▶ **What to do**:
Tell how many lines in these records contain the string "wydanie", with only the number as the reply.

#### Data shown ####

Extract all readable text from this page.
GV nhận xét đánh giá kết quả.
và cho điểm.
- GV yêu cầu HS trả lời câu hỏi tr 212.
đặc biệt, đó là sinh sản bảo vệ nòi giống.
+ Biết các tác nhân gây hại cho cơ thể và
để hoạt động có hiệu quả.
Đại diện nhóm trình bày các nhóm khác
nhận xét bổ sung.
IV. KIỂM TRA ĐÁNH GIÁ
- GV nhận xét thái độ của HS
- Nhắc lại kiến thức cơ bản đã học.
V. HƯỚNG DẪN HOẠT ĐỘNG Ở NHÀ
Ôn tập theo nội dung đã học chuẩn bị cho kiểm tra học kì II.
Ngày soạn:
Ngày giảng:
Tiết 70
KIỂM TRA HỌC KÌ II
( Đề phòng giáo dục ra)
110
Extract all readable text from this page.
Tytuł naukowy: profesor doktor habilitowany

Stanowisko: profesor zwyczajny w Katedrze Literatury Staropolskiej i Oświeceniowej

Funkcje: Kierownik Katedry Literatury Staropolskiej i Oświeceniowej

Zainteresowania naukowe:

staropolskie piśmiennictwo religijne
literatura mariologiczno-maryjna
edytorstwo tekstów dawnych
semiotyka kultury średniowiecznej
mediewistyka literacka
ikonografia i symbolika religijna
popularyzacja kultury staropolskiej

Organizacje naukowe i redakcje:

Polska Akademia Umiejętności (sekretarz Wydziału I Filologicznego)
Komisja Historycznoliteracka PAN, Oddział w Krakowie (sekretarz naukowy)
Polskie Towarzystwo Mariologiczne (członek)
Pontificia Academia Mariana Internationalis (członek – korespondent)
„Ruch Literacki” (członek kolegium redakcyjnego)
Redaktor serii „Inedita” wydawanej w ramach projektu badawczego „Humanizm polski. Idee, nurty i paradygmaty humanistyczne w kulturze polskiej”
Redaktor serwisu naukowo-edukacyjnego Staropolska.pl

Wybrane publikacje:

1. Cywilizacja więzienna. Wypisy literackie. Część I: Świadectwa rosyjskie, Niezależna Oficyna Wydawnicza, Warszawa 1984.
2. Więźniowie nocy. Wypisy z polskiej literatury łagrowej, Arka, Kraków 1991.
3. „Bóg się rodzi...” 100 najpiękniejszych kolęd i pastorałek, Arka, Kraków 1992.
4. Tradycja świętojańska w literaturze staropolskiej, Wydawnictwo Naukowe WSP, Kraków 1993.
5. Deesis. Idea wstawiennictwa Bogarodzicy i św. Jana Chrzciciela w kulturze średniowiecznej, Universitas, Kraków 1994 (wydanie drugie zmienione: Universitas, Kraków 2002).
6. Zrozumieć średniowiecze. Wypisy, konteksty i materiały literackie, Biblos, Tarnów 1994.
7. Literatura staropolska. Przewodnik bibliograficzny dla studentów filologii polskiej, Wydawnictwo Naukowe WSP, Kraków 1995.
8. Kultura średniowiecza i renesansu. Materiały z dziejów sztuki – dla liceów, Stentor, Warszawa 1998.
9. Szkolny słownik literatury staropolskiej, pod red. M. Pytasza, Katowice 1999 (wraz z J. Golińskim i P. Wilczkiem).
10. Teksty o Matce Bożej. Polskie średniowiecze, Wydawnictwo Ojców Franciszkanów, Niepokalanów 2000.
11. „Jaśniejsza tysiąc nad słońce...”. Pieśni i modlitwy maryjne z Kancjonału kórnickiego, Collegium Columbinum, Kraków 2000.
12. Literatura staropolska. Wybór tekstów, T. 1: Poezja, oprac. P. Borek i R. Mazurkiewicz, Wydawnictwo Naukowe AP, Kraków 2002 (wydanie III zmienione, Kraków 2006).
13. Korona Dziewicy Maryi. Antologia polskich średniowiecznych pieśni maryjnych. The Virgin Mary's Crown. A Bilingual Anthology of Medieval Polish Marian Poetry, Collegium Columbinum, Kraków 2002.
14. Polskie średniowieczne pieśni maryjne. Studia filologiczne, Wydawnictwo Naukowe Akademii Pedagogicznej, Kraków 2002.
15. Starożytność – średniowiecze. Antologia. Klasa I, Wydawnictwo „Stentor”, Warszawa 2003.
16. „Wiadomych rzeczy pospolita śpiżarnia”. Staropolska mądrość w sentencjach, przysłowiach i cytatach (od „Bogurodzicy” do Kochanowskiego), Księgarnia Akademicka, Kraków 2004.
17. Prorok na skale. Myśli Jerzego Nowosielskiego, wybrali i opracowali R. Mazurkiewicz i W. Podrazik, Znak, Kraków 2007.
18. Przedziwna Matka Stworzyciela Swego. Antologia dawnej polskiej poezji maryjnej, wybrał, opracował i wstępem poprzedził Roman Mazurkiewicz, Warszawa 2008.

####

▶ **Answer to the exercise**:
2